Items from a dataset
((
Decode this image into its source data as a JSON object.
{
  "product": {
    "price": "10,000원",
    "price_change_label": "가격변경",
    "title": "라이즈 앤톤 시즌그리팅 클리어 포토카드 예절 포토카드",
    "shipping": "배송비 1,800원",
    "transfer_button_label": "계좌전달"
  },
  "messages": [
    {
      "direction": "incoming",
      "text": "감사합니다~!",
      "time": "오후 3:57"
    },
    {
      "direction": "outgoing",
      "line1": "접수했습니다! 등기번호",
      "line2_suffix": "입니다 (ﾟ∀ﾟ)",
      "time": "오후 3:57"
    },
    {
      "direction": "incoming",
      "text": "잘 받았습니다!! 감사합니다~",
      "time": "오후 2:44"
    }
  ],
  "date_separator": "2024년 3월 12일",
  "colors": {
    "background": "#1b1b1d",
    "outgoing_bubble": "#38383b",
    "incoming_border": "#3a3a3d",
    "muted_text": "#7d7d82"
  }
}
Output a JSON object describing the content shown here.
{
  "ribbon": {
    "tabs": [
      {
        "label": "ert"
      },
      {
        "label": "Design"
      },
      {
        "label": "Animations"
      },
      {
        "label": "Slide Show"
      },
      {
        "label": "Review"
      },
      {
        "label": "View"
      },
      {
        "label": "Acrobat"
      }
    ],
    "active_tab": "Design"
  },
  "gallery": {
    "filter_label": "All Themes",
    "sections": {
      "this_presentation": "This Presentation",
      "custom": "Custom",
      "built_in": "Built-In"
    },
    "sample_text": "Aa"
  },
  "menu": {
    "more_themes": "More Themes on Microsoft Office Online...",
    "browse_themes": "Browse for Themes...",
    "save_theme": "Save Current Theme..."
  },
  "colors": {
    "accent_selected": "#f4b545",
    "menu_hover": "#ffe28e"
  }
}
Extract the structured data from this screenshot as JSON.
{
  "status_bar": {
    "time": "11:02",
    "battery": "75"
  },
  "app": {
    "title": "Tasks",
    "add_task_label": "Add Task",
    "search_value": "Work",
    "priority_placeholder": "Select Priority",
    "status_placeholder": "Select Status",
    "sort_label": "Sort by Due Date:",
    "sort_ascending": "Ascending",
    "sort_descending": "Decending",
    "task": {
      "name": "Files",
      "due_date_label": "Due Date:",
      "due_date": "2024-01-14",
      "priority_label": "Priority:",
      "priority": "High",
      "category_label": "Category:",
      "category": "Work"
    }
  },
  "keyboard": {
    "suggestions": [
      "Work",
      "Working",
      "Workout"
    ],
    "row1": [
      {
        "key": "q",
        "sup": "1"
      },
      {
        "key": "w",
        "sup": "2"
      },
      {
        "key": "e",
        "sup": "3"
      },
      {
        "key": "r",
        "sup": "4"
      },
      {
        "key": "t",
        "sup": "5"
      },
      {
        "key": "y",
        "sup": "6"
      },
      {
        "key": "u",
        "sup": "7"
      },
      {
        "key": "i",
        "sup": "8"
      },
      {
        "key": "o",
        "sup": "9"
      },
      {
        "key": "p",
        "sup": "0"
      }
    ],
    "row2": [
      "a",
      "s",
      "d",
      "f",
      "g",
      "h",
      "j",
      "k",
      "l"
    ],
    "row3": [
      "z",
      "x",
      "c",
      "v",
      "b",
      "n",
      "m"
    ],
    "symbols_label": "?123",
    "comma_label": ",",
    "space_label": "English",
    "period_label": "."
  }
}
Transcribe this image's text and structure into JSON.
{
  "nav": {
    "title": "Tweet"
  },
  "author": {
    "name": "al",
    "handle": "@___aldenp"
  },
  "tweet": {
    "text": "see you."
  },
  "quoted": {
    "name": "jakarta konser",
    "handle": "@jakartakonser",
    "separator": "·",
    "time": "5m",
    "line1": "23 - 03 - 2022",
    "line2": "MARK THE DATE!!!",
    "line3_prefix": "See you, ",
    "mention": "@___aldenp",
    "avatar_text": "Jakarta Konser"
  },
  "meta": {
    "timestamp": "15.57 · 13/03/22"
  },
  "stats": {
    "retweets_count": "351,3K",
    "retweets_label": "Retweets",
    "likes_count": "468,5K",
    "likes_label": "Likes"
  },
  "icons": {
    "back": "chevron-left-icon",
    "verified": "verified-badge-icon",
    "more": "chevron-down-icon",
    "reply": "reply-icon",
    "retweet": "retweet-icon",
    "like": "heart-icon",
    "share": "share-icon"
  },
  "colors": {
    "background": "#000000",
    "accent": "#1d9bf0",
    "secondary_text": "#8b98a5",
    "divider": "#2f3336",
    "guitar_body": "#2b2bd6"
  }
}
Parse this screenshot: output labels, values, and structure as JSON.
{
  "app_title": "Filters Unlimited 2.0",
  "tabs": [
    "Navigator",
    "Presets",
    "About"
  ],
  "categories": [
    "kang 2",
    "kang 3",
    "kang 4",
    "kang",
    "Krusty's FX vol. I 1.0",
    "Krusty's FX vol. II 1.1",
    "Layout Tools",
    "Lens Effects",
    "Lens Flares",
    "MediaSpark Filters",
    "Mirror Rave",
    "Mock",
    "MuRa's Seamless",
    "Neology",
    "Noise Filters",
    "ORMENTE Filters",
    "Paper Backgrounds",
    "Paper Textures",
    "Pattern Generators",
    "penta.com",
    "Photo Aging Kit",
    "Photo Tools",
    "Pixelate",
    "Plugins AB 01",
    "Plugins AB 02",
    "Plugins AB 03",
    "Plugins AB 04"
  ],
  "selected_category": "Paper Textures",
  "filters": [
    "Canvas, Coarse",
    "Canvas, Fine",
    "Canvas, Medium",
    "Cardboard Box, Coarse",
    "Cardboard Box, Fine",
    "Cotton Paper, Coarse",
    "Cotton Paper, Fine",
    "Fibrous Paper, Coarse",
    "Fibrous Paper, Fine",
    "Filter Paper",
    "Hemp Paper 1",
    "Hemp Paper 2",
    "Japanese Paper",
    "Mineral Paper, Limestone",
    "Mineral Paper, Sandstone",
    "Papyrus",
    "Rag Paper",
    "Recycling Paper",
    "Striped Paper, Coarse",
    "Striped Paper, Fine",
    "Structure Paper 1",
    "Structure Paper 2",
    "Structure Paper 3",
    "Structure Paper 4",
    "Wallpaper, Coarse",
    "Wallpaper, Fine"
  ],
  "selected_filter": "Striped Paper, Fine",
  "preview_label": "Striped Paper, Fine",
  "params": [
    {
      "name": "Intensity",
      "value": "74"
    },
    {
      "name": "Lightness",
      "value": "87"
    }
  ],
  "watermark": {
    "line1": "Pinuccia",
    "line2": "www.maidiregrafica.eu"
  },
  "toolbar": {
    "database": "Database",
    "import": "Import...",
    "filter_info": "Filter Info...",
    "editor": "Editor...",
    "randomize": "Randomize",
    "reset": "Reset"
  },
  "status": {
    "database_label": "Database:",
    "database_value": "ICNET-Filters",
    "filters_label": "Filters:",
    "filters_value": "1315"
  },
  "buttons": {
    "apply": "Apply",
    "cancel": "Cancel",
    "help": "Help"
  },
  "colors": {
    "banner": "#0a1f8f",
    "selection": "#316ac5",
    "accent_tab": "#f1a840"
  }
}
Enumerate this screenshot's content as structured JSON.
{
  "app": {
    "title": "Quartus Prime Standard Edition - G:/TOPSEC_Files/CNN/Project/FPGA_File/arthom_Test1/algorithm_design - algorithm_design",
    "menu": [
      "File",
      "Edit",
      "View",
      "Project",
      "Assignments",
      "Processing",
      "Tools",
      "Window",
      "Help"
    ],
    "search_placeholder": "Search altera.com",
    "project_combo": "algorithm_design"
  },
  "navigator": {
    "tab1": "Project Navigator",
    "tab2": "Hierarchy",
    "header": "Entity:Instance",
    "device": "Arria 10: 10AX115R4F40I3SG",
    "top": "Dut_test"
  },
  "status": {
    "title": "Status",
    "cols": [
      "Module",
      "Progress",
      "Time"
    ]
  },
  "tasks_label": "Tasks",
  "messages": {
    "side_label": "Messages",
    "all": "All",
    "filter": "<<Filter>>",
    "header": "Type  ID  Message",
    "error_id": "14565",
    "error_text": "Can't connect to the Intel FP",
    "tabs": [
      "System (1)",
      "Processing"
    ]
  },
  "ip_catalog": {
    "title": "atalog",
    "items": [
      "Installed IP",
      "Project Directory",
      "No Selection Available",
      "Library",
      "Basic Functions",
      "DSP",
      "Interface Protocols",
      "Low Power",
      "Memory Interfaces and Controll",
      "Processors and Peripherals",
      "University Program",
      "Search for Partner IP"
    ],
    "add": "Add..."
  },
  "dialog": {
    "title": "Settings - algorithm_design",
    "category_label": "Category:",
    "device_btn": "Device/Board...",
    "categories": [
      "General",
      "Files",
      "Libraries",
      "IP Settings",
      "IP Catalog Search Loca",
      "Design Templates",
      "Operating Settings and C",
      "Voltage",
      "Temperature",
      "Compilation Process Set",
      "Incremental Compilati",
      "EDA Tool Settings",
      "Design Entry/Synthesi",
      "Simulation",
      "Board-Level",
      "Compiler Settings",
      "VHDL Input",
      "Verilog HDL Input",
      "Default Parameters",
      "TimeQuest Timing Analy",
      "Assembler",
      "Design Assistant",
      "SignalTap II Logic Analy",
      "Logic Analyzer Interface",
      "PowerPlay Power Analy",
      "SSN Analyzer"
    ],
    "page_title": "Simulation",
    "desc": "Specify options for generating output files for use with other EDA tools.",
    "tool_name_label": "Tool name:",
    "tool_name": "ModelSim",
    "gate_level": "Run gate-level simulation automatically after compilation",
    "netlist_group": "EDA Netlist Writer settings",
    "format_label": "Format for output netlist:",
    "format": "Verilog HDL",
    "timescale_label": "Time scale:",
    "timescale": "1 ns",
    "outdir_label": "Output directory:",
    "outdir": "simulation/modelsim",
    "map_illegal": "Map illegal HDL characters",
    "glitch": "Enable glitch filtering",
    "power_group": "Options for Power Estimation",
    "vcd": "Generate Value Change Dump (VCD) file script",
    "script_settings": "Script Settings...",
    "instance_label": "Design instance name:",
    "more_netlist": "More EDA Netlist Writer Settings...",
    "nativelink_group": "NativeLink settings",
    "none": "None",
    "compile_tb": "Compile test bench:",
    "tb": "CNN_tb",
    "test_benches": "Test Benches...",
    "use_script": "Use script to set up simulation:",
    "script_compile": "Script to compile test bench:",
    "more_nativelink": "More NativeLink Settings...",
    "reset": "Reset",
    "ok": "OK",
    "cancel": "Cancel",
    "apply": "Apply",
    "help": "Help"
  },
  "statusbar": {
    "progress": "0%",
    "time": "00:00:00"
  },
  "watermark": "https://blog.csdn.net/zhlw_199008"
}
))
▶ _Task to carry out_: Pick every line with "JSON" in it and copy it.

▶ _Task output_:
Decode this image into its source data as a JSON object.
Output a JSON object describing the content shown here.
Extract the structured data from this screenshot as JSON.
Transcribe this image's text and structure into JSON.
Parse this screenshot: output labels, values, and structure as JSON.
Enumerate this screenshot's content as structured JSON.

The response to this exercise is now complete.